**Problem details**
Answer with one number only: the number of lines that contain "температурной".

(Records from a dataset)
---+---

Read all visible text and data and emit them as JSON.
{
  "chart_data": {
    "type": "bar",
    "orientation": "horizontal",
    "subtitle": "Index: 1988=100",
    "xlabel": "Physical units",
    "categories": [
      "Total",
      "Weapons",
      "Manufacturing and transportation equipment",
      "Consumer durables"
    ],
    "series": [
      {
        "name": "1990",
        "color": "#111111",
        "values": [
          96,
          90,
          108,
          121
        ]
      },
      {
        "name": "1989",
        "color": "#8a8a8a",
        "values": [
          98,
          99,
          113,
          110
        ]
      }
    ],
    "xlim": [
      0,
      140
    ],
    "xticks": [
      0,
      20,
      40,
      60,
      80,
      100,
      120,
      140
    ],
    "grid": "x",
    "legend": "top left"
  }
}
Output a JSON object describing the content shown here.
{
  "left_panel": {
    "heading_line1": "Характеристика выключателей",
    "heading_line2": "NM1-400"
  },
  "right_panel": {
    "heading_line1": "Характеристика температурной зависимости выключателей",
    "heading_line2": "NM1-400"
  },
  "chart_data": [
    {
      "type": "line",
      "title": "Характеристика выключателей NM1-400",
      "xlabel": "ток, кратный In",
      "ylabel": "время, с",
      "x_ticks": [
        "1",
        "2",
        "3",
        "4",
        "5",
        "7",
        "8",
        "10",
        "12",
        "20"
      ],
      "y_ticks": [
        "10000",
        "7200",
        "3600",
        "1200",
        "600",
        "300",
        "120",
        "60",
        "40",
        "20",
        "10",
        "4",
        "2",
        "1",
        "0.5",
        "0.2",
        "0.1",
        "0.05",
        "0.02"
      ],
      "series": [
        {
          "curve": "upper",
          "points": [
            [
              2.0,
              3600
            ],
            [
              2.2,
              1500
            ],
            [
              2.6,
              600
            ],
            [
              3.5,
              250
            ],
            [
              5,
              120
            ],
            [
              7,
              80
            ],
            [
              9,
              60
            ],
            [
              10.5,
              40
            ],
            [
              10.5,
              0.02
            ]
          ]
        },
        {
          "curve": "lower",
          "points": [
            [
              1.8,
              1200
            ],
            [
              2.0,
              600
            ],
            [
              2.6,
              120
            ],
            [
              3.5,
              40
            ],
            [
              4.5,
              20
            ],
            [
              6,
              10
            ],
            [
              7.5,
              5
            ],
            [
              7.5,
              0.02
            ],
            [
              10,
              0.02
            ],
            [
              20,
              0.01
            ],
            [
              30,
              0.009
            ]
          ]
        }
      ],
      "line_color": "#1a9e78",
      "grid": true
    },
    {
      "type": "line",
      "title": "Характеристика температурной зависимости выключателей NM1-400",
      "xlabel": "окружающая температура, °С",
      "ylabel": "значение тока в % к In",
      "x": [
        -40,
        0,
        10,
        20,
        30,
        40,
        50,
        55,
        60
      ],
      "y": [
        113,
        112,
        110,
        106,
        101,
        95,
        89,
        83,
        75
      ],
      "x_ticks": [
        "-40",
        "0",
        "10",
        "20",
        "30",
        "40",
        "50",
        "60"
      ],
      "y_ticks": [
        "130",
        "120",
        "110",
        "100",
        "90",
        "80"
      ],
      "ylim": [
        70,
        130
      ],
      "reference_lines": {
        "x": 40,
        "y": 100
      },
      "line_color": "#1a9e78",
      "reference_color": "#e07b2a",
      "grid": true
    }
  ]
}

---+---

**Response to the exercise**
2